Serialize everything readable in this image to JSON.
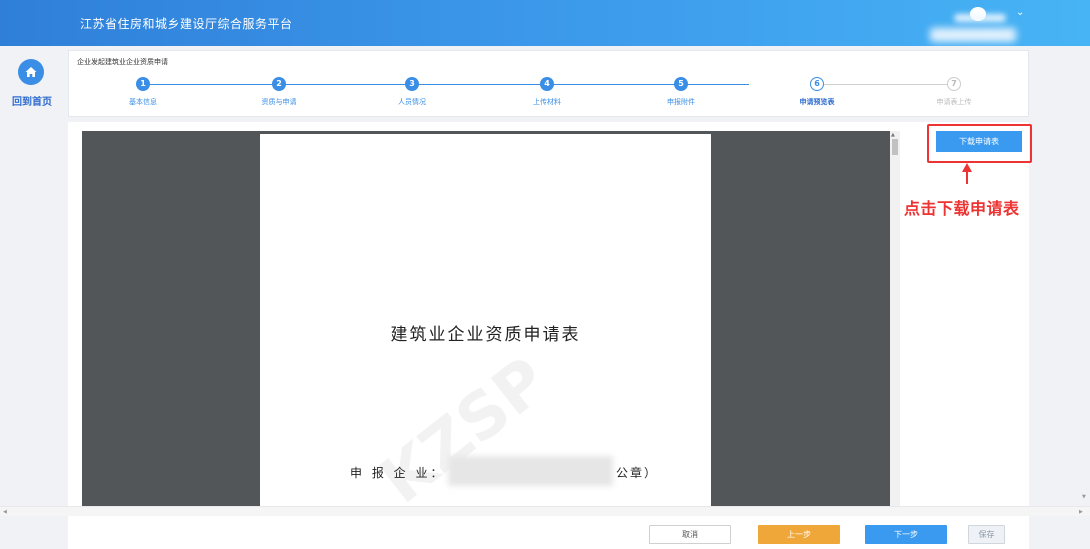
{
  "app": {
    "title": "江苏省住房和城乡建设厅综合服务平台"
  },
  "nav": {
    "home_label": "回到首页"
  },
  "steps": {
    "title": "企业发起建筑业企业资质申请",
    "items": [
      {
        "num": "1",
        "label": "基本信息",
        "state": "done"
      },
      {
        "num": "2",
        "label": "资质与申请",
        "state": "done"
      },
      {
        "num": "3",
        "label": "人员情况",
        "state": "done"
      },
      {
        "num": "4",
        "label": "上传材料",
        "state": "done"
      },
      {
        "num": "5",
        "label": "申报附件",
        "state": "done"
      },
      {
        "num": "6",
        "label": "申请预览表",
        "state": "active"
      },
      {
        "num": "7",
        "label": "申请表上传",
        "state": "pending"
      }
    ]
  },
  "preview": {
    "doc_title": "建筑业企业资质申请表",
    "applicant_label": "申 报 企 业：",
    "applicant_suffix": "公章）",
    "watermark": "KZSP"
  },
  "download": {
    "button_label": "下载申请表",
    "annotation": "点击下载申请表"
  },
  "footer": {
    "cancel": "取消",
    "prev": "上一步",
    "next": "下一步",
    "save": "保存"
  },
  "colors": {
    "primary": "#3a8ee6",
    "accent_orange": "#f0a73a",
    "annotation_red": "#ee3333"
  }
}
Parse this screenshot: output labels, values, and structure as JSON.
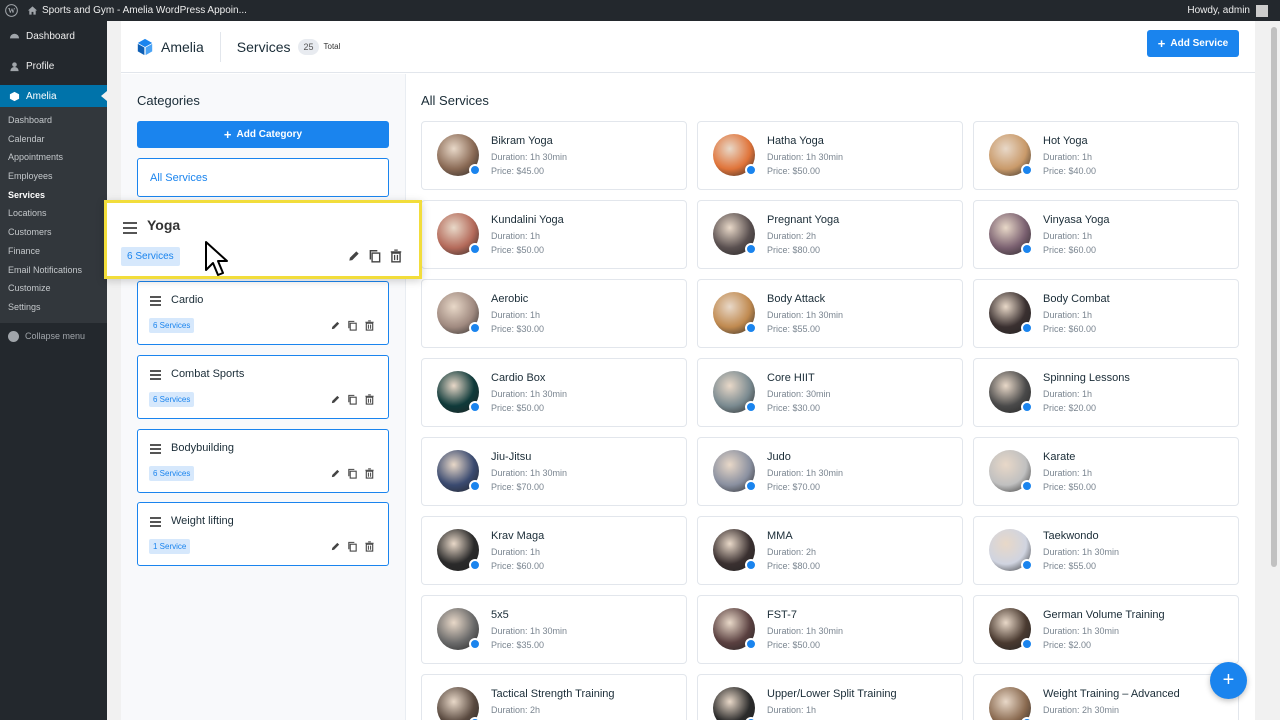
{
  "adminbar": {
    "site_title": "Sports and Gym - Amelia WordPress Appoin...",
    "greeting": "Howdy, admin"
  },
  "sidebar": {
    "top": [
      {
        "label": "Dashboard",
        "icon": "dashboard-icon"
      },
      {
        "label": "Profile",
        "icon": "profile-icon"
      }
    ],
    "active": {
      "label": "Amelia",
      "icon": "amelia-icon"
    },
    "submenu": [
      "Dashboard",
      "Calendar",
      "Appointments",
      "Employees",
      "Services",
      "Locations",
      "Customers",
      "Finance",
      "Email Notifications",
      "Customize",
      "Settings"
    ],
    "current_submenu": "Services",
    "collapse_label": "Collapse menu"
  },
  "header": {
    "brand": "Amelia",
    "title": "Services",
    "count": "25",
    "total_label": "Total",
    "add_service_label": "Add Service"
  },
  "categories": {
    "title": "Categories",
    "add_label": "Add Category",
    "all_services_label": "All Services",
    "dragging": {
      "name": "Yoga",
      "badge": "6 Services"
    },
    "items": [
      {
        "name": "Cardio",
        "badge": "6 Services"
      },
      {
        "name": "Combat Sports",
        "badge": "6 Services"
      },
      {
        "name": "Bodybuilding",
        "badge": "6 Services"
      },
      {
        "name": "Weight lifting",
        "badge": "1 Service"
      }
    ]
  },
  "services": {
    "title": "All Services",
    "items": [
      {
        "name": "Bikram Yoga",
        "duration": "Duration: 1h 30min",
        "price": "Price: $45.00",
        "color": "#8a6a55"
      },
      {
        "name": "Hatha Yoga",
        "duration": "Duration: 1h 30min",
        "price": "Price: $50.00",
        "color": "#e0743a"
      },
      {
        "name": "Hot Yoga",
        "duration": "Duration: 1h",
        "price": "Price: $40.00",
        "color": "#c99a6a"
      },
      {
        "name": "Kundalini Yoga",
        "duration": "Duration: 1h",
        "price": "Price: $50.00",
        "color": "#b46a5a"
      },
      {
        "name": "Pregnant Yoga",
        "duration": "Duration: 2h",
        "price": "Price: $80.00",
        "color": "#5a5050"
      },
      {
        "name": "Vinyasa Yoga",
        "duration": "Duration: 1h",
        "price": "Price: $60.00",
        "color": "#7a6070"
      },
      {
        "name": "Aerobic",
        "duration": "Duration: 1h",
        "price": "Price: $30.00",
        "color": "#a08a80"
      },
      {
        "name": "Body Attack",
        "duration": "Duration: 1h 30min",
        "price": "Price: $55.00",
        "color": "#c08a50"
      },
      {
        "name": "Body Combat",
        "duration": "Duration: 1h",
        "price": "Price: $60.00",
        "color": "#3a3030"
      },
      {
        "name": "Cardio Box",
        "duration": "Duration: 1h 30min",
        "price": "Price: $50.00",
        "color": "#0f3a3a"
      },
      {
        "name": "Core HIIT",
        "duration": "Duration: 30min",
        "price": "Price: $30.00",
        "color": "#7a8a90"
      },
      {
        "name": "Spinning Lessons",
        "duration": "Duration: 1h",
        "price": "Price: $20.00",
        "color": "#4a4a4a"
      },
      {
        "name": "Jiu-Jitsu",
        "duration": "Duration: 1h 30min",
        "price": "Price: $70.00",
        "color": "#3a4a70"
      },
      {
        "name": "Judo",
        "duration": "Duration: 1h 30min",
        "price": "Price: $70.00",
        "color": "#8a90a0"
      },
      {
        "name": "Karate",
        "duration": "Duration: 1h",
        "price": "Price: $50.00",
        "color": "#c0c0c0"
      },
      {
        "name": "Krav Maga",
        "duration": "Duration: 1h",
        "price": "Price: $60.00",
        "color": "#2a2a2a"
      },
      {
        "name": "MMA",
        "duration": "Duration: 2h",
        "price": "Price: $80.00",
        "color": "#3a3030"
      },
      {
        "name": "Taekwondo",
        "duration": "Duration: 1h 30min",
        "price": "Price: $55.00",
        "color": "#d0d4e0"
      },
      {
        "name": "5x5",
        "duration": "Duration: 1h 30min",
        "price": "Price: $35.00",
        "color": "#6a6a6a"
      },
      {
        "name": "FST-7",
        "duration": "Duration: 1h 30min",
        "price": "Price: $50.00",
        "color": "#5a4040"
      },
      {
        "name": "German Volume Training",
        "duration": "Duration: 1h 30min",
        "price": "Price: $2.00",
        "color": "#4a3a30"
      },
      {
        "name": "Tactical Strength Training",
        "duration": "Duration: 2h",
        "price": "",
        "color": "#5a4a40"
      },
      {
        "name": "Upper/Lower Split Training",
        "duration": "Duration: 1h",
        "price": "",
        "color": "#2a2a2a"
      },
      {
        "name": "Weight Training – Advanced",
        "duration": "Duration: 2h 30min",
        "price": "",
        "color": "#8a6a50"
      }
    ]
  },
  "colors": {
    "accent": "#1a84ee",
    "highlight": "#f2dd3b",
    "wp_dark": "#23282d",
    "wp_active": "#0073aa"
  }
}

## WORK TO DO
Omit each picture, then return all of the listing exactly as it stands.

## THE ANSWER
Serialize everything readable in this image to JSON.
{
  "app": {
    "title": "江苏省住房和城乡建设厅综合服务平台"
  },
  "nav": {
    "home_label": "回到首页"
  },
  "steps": {
    "title": "企业发起建筑业企业资质申请",
    "items": [
      {
        "num": "1",
        "label": "基本信息",
        "state": "done"
      },
      {
        "num": "2",
        "label": "资质与申请",
        "state": "done"
      },
      {
        "num": "3",
        "label": "人员情况",
        "state": "done"
      },
      {
        "num": "4",
        "label": "上传材料",
        "state": "done"
      },
      {
        "num": "5",
        "label": "申报附件",
        "state": "done"
      },
      {
        "num": "6",
        "label": "申请预览表",
        "state": "active"
      },
      {
        "num": "7",
        "label": "申请表上传",
        "state": "pending"
      }
    ]
  },
  "preview": {
    "doc_title": "建筑业企业资质申请表",
    "applicant_label": "申 报 企 业：",
    "applicant_suffix": "公章）",
    "watermark": "KZSP"
  },
  "download": {
    "button_label": "下载申请表",
    "annotation": "点击下载申请表"
  },
  "footer": {
    "cancel": "取消",
    "prev": "上一步",
    "next": "下一步",
    "save": "保存"
  },
  "colors": {
    "primary": "#3a8ee6",
    "accent_orange": "#f0a73a",
    "annotation_red": "#ee3333"
  }
}
Parse this screenshot: output labels, values, and structure as JSON.
{
  "adminbar": {
    "site_title": "Sports and Gym - Amelia WordPress Appoin...",
    "greeting": "Howdy, admin"
  },
  "sidebar": {
    "top": [
      {
        "label": "Dashboard",
        "icon": "dashboard-icon"
      },
      {
        "label": "Profile",
        "icon": "profile-icon"
      }
    ],
    "active": {
      "label": "Amelia",
      "icon": "amelia-icon"
    },
    "submenu": [
      "Dashboard",
      "Calendar",
      "Appointments",
      "Employees",
      "Services",
      "Locations",
      "Customers",
      "Finance",
      "Email Notifications",
      "Customize",
      "Settings"
    ],
    "current_submenu": "Services",
    "collapse_label": "Collapse menu"
  },
  "header": {
    "brand": "Amelia",
    "title": "Services",
    "count": "25",
    "total_label": "Total",
    "add_service_label": "Add Service"
  },
  "categories": {
    "title": "Categories",
    "add_label": "Add Category",
    "all_services_label": "All Services",
    "dragging": {
      "name": "Yoga",
      "badge": "6 Services"
    },
    "items": [
      {
        "name": "Cardio",
        "badge": "6 Services"
      },
      {
        "name": "Combat Sports",
        "badge": "6 Services"
      },
      {
        "name": "Bodybuilding",
        "badge": "6 Services"
      },
      {
        "name": "Weight lifting",
        "badge": "1 Service"
      }
    ]
  },
  "services": {
    "title": "All Services",
    "items": [
      {
        "name": "Bikram Yoga",
        "duration": "Duration: 1h 30min",
        "price": "Price: $45.00",
        "color": "#8a6a55"
      },
      {
        "name": "Hatha Yoga",
        "duration": "Duration: 1h 30min",
        "price": "Price: $50.00",
        "color": "#e0743a"
      },
      {
        "name": "Hot Yoga",
        "duration": "Duration: 1h",
        "price": "Price: $40.00",
        "color": "#c99a6a"
      },
      {
        "name": "Kundalini Yoga",
        "duration": "Duration: 1h",
        "price": "Price: $50.00",
        "color": "#b46a5a"
      },
      {
        "name": "Pregnant Yoga",
        "duration": "Duration: 2h",
        "price": "Price: $80.00",
        "color": "#5a5050"
      },
      {
        "name": "Vinyasa Yoga",
        "duration": "Duration: 1h",
        "price": "Price: $60.00",
        "color": "#7a6070"
      },
      {
        "name": "Aerobic",
        "duration": "Duration: 1h",
        "price": "Price: $30.00",
        "color": "#a08a80"
      },
      {
        "name": "Body Attack",
        "duration": "Duration: 1h 30min",
        "price": "Price: $55.00",
        "color": "#c08a50"
      },
      {
        "name": "Body Combat",
        "duration": "Duration: 1h",
        "price": "Price: $60.00",
        "color": "#3a3030"
      },
      {
        "name": "Cardio Box",
        "duration": "Duration: 1h 30min",
        "price": "Price: $50.00",
        "color": "#0f3a3a"
      },
      {
        "name": "Core HIIT",
        "duration": "Duration: 30min",
        "price": "Price: $30.00",
        "color": "#7a8a90"
      },
      {
        "name": "Spinning Lessons",
        "duration": "Duration: 1h",
        "price": "Price: $20.00",
        "color": "#4a4a4a"
      },
      {
        "name": "Jiu-Jitsu",
        "duration": "Duration: 1h 30min",
        "price": "Price: $70.00",
        "color": "#3a4a70"
      },
      {
        "name": "Judo",
        "duration": "Duration: 1h 30min",
        "price": "Price: $70.00",
        "color": "#8a90a0"
      },
      {
        "name": "Karate",
        "duration": "Duration: 1h",
        "price": "Price: $50.00",
        "color": "#c0c0c0"
      },
      {
        "name": "Krav Maga",
        "duration": "Duration: 1h",
        "price": "Price: $60.00",
        "color": "#2a2a2a"
      },
      {
        "name": "MMA",
        "duration": "Duration: 2h",
        "price": "Price: $80.00",
        "color": "#3a3030"
      },
      {
        "name": "Taekwondo",
        "duration": "Duration: 1h 30min",
        "price": "Price: $55.00",
        "color": "#d0d4e0"
      },
      {
        "name": "5x5",
        "duration": "Duration: 1h 30min",
        "price": "Price: $35.00",
        "color": "#6a6a6a"
      },
      {
        "name": "FST-7",
        "duration": "Duration: 1h 30min",
        "price": "Price: $50.00",
        "color": "#5a4040"
      },
      {
        "name": "German Volume Training",
        "duration": "Duration: 1h 30min",
        "price": "Price: $2.00",
        "color": "#4a3a30"
      },
      {
        "name": "Tactical Strength Training",
        "duration": "Duration: 2h",
        "price": "",
        "color": "#5a4a40"
      },
      {
        "name": "Upper/Lower Split Training",
        "duration": "Duration: 1h",
        "price": "",
        "color": "#2a2a2a"
      },
      {
        "name": "Weight Training – Advanced",
        "duration": "Duration: 2h 30min",
        "price": "",
        "color": "#8a6a50"
      }
    ]
  },
  "colors": {
    "accent": "#1a84ee",
    "highlight": "#f2dd3b",
    "wp_dark": "#23282d",
    "wp_active": "#0073aa"
  }
}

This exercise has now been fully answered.